(Stored data)
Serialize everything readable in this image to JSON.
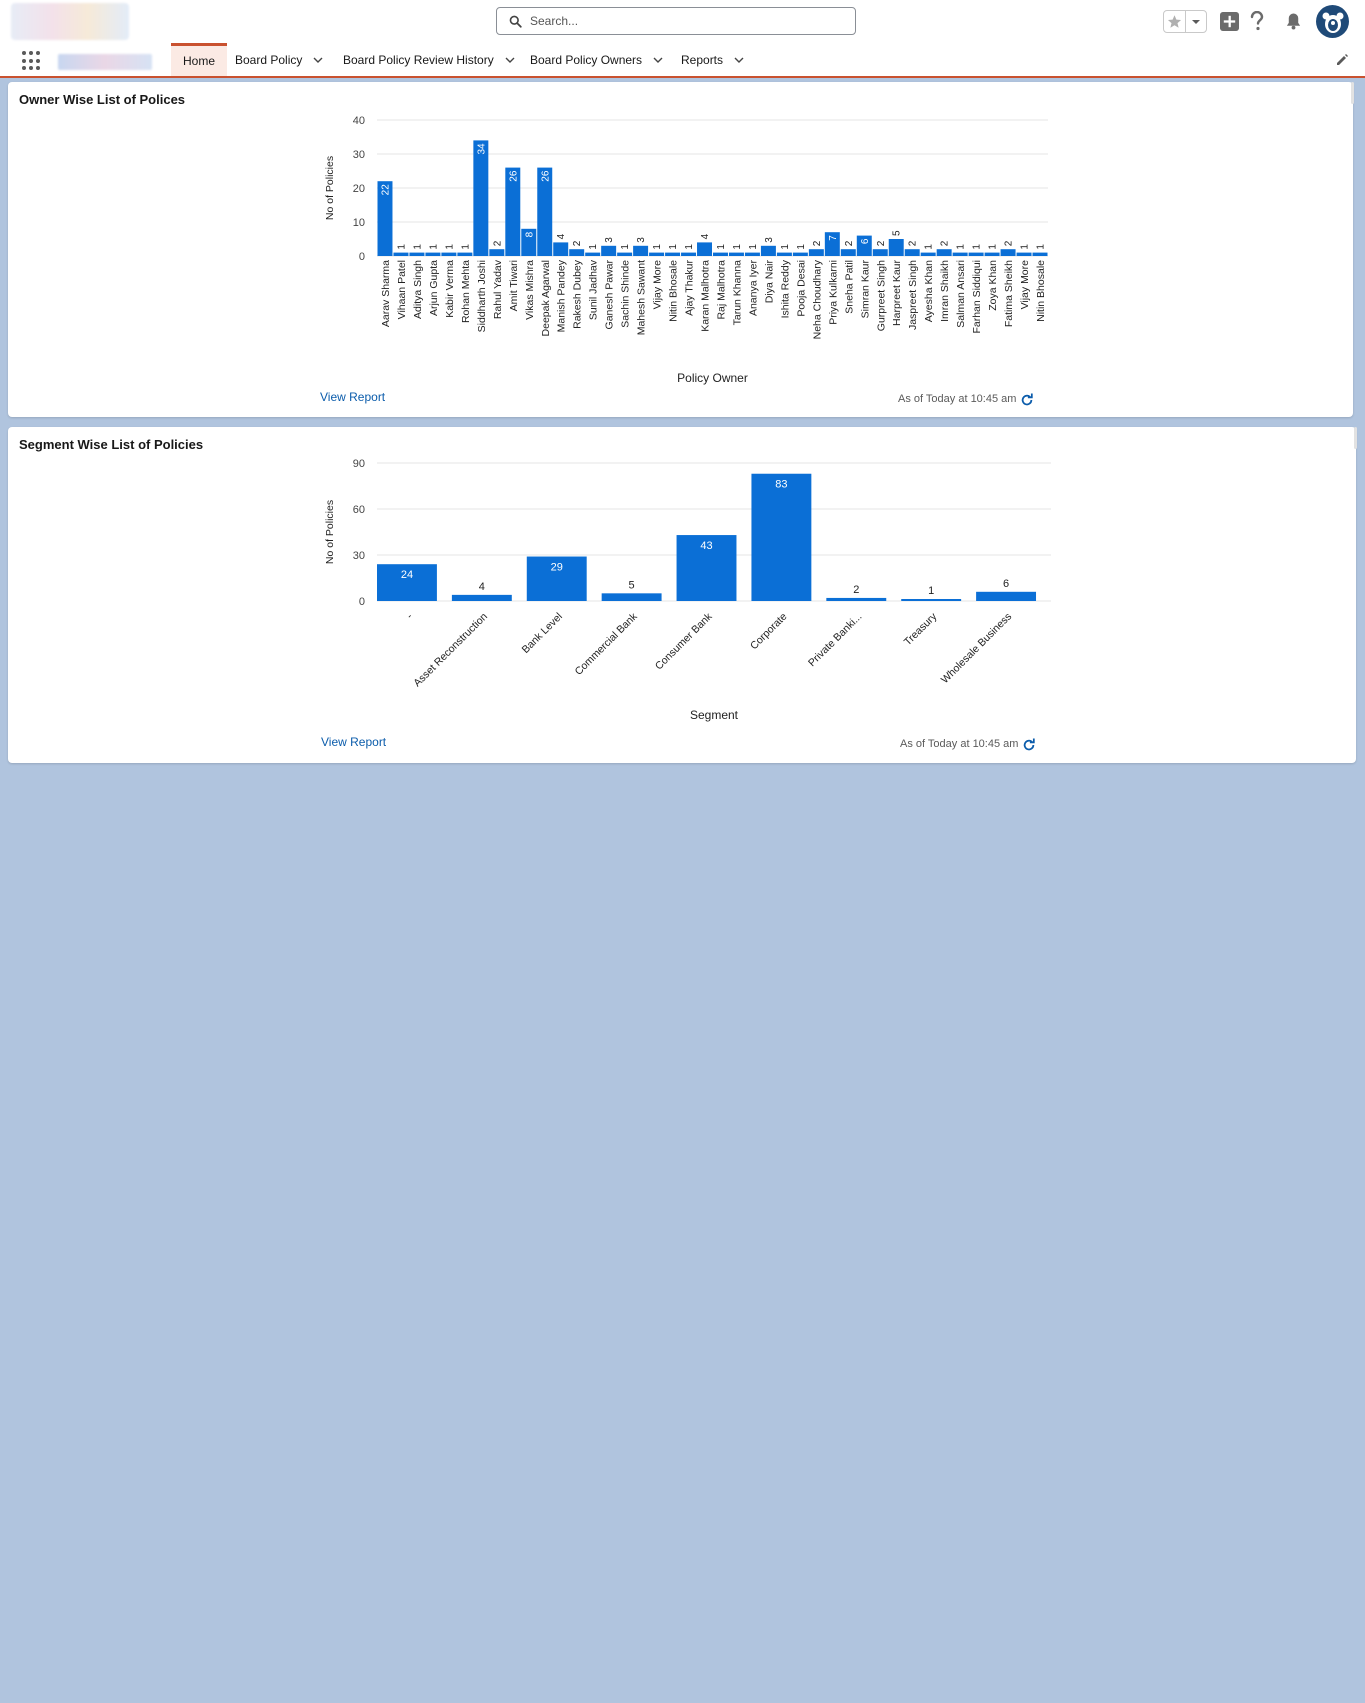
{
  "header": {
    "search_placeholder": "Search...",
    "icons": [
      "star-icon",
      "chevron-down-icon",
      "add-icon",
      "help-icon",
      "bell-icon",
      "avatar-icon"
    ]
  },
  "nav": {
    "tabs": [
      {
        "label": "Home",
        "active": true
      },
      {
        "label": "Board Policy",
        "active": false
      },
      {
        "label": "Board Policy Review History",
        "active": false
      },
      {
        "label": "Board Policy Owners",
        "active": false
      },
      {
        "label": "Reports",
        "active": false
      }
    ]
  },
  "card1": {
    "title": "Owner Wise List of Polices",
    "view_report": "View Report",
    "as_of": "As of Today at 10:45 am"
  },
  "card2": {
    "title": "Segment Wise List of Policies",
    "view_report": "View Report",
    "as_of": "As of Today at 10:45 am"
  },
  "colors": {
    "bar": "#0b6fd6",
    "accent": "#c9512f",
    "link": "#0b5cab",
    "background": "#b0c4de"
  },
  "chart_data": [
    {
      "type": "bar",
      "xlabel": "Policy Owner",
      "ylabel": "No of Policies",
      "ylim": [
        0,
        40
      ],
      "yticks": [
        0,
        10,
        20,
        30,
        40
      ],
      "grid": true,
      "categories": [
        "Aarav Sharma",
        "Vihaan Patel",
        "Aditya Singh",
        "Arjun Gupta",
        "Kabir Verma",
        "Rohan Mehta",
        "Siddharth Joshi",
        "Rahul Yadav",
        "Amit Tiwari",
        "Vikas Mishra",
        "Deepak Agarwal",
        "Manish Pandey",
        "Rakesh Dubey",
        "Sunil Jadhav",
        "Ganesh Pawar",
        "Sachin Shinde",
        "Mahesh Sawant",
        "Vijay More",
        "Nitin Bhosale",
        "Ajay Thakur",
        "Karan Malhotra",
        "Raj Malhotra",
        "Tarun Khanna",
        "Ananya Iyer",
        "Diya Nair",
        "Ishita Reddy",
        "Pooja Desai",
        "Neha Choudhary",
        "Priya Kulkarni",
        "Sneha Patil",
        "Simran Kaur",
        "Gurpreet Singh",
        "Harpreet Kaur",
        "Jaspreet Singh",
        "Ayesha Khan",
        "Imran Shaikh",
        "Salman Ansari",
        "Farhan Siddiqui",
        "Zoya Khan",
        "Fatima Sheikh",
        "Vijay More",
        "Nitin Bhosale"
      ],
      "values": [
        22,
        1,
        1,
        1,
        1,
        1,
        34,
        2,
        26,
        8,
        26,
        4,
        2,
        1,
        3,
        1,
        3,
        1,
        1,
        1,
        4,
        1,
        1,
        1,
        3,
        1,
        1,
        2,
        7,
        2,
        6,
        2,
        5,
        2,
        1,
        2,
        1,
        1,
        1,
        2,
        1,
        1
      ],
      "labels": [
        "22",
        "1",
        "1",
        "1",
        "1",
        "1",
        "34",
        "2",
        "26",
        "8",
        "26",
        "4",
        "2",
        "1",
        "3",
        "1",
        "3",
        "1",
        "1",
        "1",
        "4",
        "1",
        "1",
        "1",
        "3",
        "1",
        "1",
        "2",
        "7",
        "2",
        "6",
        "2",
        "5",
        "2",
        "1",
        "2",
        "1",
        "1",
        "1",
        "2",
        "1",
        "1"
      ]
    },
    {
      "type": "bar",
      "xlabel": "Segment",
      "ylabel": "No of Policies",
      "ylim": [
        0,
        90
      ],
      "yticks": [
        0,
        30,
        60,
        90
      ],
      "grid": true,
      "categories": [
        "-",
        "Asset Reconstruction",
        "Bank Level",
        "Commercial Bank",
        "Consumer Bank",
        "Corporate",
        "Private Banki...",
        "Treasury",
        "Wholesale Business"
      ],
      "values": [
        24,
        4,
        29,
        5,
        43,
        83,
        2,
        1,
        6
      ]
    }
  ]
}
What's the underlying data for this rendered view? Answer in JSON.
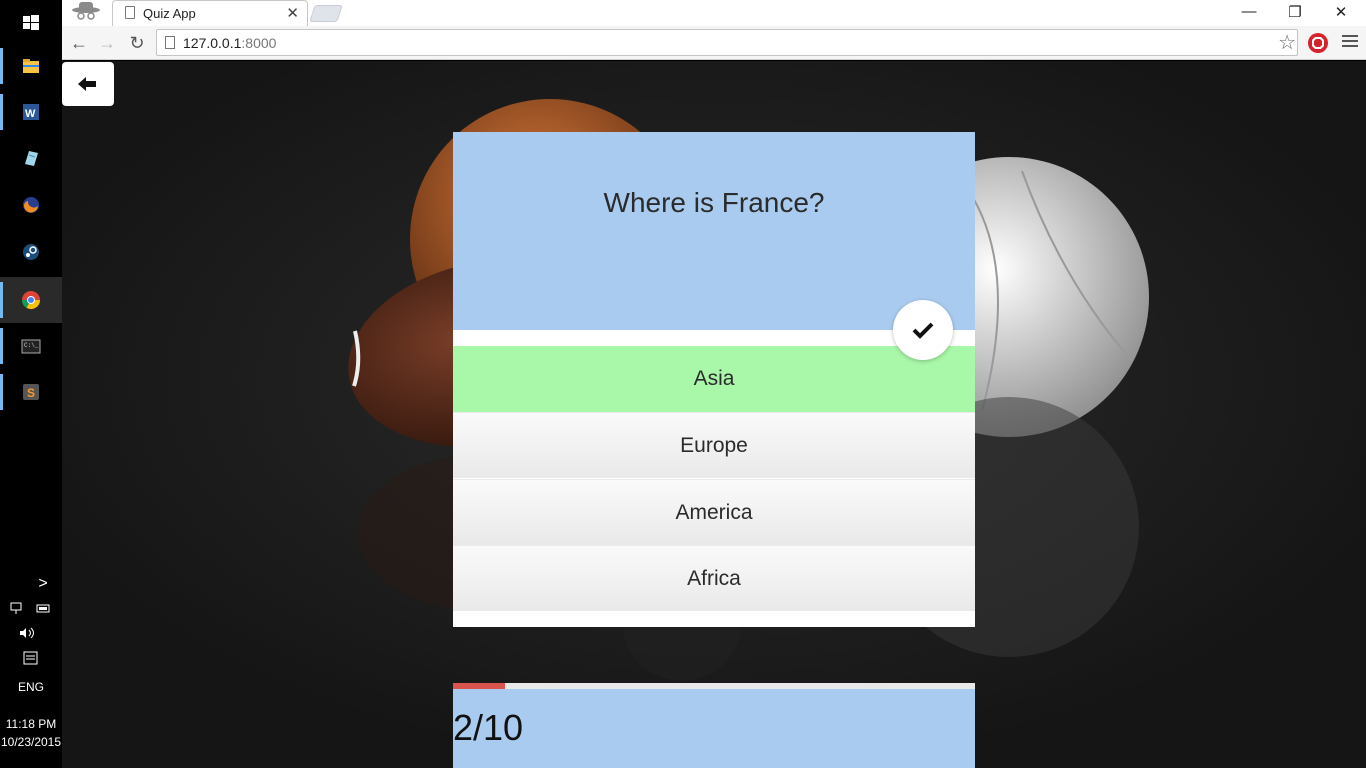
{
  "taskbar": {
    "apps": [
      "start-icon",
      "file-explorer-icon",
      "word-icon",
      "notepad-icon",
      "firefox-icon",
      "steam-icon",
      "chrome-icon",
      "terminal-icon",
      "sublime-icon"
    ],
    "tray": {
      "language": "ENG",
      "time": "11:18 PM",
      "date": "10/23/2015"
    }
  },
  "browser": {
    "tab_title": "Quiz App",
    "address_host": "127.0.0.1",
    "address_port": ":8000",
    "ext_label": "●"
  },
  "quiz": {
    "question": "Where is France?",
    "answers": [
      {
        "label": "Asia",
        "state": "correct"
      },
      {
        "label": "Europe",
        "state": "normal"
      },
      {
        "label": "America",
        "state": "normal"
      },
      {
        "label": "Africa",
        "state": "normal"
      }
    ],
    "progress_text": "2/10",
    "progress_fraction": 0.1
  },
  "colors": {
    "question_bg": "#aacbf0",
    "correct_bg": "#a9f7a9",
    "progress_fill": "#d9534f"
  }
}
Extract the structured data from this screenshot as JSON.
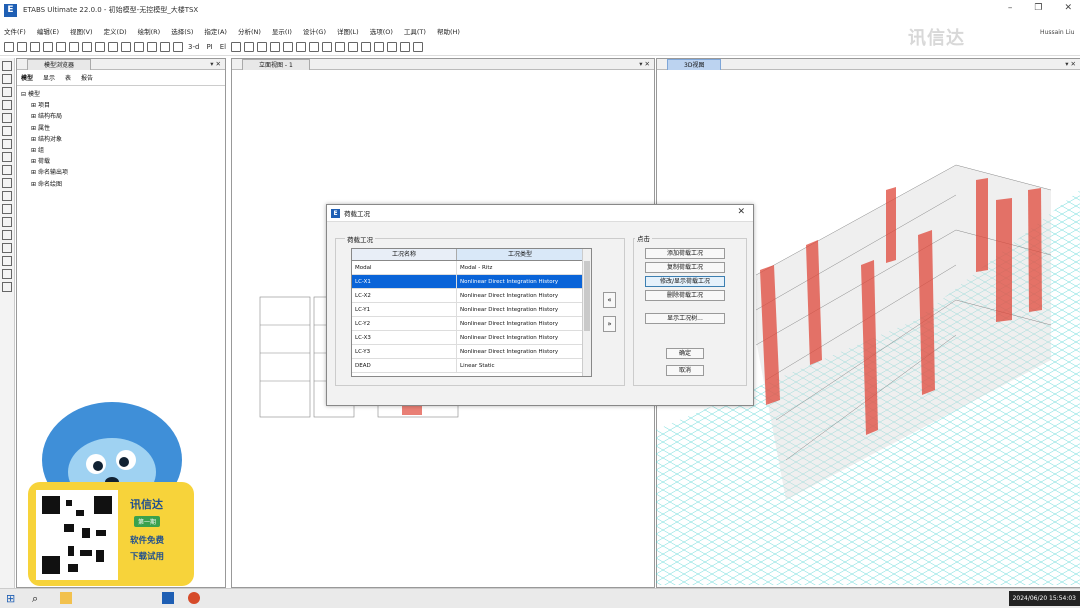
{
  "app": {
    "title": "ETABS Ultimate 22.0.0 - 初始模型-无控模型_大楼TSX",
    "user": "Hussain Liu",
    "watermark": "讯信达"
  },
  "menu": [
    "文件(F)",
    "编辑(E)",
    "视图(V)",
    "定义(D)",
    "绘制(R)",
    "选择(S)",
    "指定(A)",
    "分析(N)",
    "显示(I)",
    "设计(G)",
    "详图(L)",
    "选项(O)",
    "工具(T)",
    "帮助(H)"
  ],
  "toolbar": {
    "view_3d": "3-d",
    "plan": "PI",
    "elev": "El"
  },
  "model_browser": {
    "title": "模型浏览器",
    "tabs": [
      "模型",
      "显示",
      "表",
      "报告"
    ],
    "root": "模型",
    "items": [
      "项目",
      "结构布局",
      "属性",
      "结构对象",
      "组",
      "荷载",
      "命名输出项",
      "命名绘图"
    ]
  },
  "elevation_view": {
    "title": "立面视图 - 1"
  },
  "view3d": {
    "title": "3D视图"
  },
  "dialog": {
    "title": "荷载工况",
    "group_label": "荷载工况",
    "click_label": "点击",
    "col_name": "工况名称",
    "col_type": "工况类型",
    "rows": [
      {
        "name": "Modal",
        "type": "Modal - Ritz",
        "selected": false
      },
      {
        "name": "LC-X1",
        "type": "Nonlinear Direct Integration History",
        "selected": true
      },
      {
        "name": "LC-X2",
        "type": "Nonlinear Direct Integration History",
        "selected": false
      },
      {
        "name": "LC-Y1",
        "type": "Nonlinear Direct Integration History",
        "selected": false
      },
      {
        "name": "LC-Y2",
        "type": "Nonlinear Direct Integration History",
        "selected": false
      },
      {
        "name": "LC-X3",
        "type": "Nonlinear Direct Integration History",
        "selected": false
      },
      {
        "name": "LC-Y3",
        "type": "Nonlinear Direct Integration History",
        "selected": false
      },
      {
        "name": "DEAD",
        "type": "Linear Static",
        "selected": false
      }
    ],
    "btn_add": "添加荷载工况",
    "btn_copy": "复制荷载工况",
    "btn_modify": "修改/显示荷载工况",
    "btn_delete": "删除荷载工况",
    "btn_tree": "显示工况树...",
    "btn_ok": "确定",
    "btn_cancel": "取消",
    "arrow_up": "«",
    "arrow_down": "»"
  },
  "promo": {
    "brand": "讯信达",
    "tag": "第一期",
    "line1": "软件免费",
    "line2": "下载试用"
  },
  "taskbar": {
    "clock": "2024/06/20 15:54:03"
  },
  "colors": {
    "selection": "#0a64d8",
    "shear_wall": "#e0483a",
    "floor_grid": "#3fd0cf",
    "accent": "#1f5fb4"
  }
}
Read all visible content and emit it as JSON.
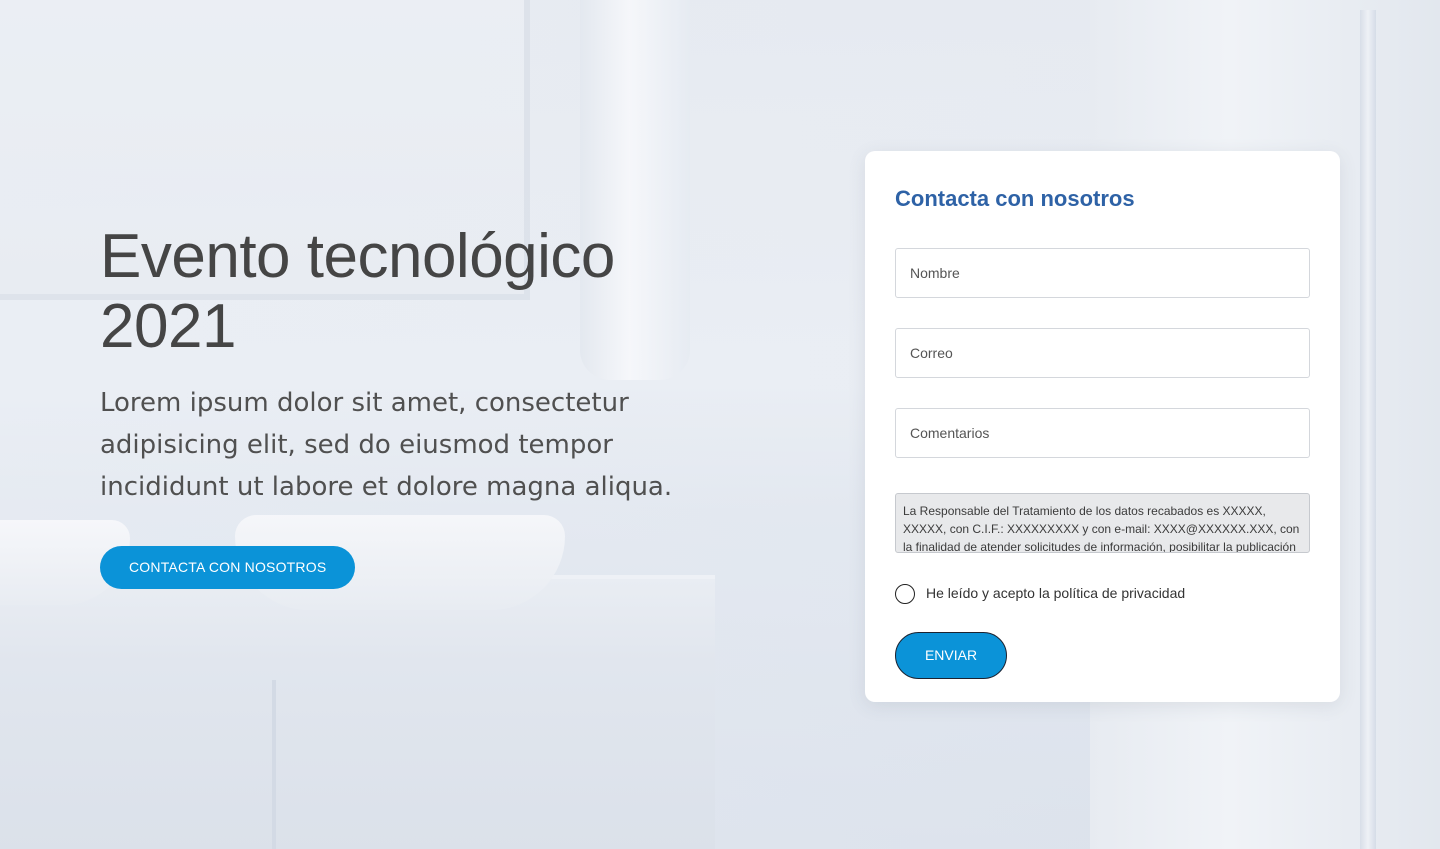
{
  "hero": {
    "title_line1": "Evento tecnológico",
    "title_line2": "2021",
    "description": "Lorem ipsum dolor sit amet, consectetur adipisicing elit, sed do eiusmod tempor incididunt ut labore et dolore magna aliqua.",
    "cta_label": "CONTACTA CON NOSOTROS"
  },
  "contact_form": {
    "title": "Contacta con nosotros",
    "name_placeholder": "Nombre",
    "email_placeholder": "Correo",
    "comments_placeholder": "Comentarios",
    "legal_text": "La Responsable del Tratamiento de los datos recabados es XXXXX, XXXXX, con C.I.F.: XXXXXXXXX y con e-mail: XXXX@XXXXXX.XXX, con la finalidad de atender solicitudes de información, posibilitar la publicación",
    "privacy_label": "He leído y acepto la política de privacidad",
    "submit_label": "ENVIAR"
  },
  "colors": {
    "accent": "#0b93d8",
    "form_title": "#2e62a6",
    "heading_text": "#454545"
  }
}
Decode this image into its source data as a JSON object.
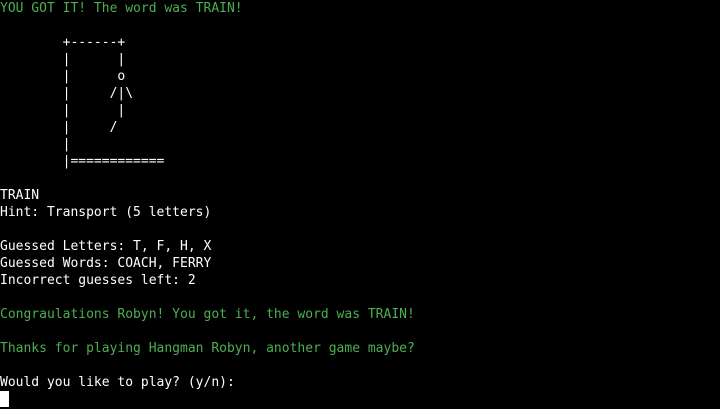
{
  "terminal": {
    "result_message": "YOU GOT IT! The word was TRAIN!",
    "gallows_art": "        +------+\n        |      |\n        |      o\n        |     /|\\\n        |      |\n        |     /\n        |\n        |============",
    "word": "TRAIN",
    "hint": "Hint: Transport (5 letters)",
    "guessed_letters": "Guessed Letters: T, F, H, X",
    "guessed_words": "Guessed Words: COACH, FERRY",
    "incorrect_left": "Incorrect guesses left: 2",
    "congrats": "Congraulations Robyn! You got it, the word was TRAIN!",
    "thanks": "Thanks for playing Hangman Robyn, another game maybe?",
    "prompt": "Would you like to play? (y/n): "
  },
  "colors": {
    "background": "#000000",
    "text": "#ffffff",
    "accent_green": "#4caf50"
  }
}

# What to do
Pull out all lines in the data above that include "Guessed".

# Full response
    "guessed_letters": "Guessed Letters: T, F, H, X",
    "guessed_words": "Guessed Words: COACH, FERRY",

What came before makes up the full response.